**REQUIREMENTS**.
Locate every line that holds the string "Read" and copy it.

**PROVIDED DATA**.
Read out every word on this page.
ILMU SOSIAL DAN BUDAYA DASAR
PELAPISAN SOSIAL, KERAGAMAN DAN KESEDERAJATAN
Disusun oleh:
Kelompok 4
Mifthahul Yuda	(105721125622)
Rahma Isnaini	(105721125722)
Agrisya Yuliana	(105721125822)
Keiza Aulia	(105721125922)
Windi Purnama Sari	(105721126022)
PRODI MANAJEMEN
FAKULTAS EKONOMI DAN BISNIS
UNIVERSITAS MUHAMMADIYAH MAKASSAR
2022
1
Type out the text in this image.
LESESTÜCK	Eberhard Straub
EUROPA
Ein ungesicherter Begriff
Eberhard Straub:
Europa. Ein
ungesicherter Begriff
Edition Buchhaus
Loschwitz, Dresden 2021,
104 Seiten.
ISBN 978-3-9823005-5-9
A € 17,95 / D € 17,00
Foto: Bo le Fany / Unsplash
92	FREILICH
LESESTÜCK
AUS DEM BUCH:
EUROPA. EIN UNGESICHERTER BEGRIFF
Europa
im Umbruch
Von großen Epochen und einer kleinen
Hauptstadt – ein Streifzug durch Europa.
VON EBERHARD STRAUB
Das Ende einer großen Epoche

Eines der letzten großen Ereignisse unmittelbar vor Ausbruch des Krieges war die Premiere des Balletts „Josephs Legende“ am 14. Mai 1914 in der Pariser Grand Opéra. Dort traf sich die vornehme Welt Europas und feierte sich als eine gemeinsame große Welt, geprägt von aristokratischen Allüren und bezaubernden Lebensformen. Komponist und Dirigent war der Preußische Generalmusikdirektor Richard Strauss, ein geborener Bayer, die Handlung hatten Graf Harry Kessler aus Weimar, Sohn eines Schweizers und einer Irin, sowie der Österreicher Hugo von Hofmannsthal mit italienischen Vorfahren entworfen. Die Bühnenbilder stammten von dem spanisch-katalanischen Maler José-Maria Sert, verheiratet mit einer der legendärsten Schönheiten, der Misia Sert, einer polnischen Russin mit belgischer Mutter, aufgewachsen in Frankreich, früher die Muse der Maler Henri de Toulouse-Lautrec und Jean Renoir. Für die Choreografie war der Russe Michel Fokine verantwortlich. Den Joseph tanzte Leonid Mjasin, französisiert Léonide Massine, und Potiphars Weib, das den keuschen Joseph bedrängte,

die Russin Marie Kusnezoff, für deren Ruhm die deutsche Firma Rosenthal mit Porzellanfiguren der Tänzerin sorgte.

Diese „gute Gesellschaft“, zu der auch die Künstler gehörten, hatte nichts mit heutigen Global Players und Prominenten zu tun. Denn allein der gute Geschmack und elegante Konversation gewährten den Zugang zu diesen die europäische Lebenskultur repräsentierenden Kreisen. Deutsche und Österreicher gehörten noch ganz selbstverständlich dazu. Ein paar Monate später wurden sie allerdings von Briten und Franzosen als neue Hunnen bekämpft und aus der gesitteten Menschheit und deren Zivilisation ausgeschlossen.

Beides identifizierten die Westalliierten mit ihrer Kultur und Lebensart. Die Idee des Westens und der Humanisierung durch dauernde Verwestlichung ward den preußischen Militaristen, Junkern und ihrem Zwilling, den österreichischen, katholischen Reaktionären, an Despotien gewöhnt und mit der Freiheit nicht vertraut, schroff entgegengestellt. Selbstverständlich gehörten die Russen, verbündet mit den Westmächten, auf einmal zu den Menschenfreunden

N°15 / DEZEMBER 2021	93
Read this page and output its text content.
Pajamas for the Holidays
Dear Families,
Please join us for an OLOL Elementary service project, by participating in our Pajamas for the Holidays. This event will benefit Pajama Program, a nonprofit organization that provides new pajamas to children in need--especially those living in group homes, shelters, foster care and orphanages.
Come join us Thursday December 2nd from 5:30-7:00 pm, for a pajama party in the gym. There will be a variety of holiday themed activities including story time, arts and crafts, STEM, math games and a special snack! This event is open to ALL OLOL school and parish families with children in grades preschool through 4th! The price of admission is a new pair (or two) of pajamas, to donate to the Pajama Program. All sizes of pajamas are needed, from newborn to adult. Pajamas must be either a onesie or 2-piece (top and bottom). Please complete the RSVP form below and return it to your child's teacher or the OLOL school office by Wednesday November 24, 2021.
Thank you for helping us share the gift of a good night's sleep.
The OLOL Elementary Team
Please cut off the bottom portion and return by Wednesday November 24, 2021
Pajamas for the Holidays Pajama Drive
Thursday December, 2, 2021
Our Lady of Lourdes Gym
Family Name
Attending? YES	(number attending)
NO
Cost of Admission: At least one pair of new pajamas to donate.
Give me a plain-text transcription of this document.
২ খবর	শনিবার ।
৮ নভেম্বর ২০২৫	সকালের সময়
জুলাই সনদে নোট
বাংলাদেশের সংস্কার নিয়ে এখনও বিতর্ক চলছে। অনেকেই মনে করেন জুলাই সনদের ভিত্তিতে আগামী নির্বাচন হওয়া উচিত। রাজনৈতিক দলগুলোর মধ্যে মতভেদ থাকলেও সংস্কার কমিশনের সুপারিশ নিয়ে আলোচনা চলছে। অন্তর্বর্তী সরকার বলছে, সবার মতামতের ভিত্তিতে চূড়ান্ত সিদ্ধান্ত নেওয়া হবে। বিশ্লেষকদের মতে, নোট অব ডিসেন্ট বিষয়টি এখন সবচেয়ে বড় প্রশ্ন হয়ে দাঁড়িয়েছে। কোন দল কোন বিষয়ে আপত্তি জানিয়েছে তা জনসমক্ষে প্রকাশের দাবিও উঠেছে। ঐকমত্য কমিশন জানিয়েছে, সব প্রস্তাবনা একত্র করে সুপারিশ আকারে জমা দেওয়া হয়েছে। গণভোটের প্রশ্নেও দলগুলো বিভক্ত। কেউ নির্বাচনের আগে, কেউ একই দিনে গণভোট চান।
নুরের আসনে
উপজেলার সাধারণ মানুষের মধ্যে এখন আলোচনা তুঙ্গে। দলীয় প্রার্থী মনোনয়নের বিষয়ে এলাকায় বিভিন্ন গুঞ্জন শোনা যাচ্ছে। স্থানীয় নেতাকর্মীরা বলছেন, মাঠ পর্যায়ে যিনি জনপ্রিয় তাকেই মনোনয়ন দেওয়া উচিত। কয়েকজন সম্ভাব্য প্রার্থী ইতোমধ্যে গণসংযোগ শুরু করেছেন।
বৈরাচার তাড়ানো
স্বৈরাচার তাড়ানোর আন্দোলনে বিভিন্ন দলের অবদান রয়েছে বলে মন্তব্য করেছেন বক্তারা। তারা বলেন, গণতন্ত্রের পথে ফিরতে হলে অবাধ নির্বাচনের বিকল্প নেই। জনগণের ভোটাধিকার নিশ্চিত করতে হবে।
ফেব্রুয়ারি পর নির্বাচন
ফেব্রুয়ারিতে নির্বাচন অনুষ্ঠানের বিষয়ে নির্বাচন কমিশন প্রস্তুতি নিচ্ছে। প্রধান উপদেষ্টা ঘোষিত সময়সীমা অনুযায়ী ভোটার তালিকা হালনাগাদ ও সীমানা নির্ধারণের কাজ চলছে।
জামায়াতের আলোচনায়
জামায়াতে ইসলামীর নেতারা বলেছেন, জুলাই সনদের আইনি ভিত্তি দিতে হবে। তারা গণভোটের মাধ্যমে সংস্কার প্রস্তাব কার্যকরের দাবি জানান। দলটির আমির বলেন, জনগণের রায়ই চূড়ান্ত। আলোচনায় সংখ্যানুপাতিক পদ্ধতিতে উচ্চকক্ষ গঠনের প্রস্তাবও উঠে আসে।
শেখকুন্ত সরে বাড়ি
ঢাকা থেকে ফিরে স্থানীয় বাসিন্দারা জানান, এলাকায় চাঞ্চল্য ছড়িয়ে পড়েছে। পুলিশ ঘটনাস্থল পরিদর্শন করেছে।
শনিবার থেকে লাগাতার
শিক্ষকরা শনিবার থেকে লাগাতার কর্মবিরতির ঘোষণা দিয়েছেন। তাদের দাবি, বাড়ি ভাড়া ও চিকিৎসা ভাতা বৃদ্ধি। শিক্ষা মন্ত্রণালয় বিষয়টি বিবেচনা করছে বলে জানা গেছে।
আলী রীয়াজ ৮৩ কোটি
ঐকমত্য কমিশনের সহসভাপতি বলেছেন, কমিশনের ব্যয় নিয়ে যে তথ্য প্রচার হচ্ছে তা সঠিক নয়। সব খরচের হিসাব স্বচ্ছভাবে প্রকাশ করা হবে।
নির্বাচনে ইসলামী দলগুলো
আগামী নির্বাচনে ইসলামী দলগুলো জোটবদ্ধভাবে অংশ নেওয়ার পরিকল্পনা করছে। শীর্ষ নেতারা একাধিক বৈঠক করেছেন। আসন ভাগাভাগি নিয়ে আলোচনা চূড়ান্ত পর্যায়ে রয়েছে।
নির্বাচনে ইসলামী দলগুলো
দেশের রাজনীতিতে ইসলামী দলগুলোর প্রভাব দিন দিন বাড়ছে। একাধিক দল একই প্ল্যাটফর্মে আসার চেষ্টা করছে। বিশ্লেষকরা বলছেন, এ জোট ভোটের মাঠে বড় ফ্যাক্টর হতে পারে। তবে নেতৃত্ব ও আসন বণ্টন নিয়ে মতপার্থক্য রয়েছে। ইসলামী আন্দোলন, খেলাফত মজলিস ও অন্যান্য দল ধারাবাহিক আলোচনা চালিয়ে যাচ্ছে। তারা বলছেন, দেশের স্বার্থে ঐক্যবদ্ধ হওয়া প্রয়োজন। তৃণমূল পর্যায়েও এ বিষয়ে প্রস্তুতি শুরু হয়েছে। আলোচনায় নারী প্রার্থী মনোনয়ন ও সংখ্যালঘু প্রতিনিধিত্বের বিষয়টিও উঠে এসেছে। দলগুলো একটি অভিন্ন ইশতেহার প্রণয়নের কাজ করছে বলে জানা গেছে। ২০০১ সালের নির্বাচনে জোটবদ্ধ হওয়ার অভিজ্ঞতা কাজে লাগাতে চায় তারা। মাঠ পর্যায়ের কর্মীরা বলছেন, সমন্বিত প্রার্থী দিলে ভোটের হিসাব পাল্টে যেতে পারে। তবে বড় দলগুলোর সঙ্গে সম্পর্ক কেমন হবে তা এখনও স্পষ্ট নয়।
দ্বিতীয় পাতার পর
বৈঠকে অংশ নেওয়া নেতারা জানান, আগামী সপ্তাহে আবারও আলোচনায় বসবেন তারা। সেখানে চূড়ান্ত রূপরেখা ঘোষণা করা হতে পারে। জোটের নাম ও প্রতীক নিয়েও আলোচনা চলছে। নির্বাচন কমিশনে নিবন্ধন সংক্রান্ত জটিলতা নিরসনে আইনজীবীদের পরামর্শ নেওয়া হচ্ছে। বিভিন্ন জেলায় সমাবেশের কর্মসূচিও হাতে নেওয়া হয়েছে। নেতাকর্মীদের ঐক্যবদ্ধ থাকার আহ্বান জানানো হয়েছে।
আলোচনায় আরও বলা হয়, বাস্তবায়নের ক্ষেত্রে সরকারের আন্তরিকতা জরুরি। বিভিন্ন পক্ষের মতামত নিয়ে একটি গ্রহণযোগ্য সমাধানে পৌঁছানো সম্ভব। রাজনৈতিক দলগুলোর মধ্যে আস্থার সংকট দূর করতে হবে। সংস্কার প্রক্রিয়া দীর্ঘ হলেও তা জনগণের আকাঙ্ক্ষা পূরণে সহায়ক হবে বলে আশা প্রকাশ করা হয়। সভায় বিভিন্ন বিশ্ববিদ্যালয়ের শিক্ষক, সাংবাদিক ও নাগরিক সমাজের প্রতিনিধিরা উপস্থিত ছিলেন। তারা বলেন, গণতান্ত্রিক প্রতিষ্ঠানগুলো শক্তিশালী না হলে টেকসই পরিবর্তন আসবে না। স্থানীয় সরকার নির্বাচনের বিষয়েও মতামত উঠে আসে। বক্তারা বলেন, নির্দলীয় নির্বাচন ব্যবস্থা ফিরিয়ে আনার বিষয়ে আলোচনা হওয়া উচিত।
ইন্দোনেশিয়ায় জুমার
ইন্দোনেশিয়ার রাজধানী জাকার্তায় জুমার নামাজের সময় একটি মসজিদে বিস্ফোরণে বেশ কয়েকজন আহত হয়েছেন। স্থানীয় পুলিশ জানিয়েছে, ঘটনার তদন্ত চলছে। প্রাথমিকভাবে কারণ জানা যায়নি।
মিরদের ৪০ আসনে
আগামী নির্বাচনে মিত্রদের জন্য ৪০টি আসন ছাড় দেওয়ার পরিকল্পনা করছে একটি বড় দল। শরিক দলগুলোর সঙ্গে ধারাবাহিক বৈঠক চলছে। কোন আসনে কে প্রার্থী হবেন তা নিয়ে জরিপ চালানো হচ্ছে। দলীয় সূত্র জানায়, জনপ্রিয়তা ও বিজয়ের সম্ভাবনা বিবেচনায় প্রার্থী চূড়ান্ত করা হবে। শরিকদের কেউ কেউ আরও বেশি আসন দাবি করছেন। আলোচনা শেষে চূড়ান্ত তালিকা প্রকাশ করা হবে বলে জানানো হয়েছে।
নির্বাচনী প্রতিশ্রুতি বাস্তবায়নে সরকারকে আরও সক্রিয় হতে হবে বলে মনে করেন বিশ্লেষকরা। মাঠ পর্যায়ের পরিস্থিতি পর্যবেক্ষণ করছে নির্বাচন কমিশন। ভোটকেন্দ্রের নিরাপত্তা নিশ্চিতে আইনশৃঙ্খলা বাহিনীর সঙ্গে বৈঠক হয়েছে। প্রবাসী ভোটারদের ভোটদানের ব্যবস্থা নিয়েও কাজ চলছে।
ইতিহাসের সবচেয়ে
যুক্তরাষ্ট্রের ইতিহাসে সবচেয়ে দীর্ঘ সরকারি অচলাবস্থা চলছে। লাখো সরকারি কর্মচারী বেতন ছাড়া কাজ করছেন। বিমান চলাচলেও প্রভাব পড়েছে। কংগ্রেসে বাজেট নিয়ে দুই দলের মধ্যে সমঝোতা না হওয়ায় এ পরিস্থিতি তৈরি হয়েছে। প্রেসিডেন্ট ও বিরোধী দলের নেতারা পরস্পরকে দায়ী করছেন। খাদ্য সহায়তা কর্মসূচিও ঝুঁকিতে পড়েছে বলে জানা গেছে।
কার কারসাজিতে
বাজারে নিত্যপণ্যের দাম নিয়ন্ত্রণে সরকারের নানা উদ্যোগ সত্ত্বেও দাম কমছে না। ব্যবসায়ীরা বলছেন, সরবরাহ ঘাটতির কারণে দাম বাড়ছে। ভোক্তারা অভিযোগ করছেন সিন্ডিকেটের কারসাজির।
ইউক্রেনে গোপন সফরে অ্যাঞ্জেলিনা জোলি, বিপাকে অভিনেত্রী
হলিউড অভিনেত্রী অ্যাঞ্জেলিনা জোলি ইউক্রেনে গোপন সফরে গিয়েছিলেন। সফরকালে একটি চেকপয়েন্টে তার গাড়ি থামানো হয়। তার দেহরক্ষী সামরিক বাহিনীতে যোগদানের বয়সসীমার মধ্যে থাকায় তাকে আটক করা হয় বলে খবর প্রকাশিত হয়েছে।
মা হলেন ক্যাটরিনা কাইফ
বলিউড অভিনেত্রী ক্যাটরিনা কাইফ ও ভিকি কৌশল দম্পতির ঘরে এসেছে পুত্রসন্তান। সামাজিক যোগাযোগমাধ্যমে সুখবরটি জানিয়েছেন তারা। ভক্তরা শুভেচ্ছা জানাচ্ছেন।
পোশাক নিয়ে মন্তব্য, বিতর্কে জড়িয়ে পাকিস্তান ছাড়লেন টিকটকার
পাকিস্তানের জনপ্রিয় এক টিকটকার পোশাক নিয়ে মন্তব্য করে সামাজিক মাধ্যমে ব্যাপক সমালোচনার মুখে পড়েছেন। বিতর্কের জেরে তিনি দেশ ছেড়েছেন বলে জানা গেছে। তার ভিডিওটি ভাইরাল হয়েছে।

**FINAL ANSWER**.
Read out every word on this page.
Read this page and output its text content.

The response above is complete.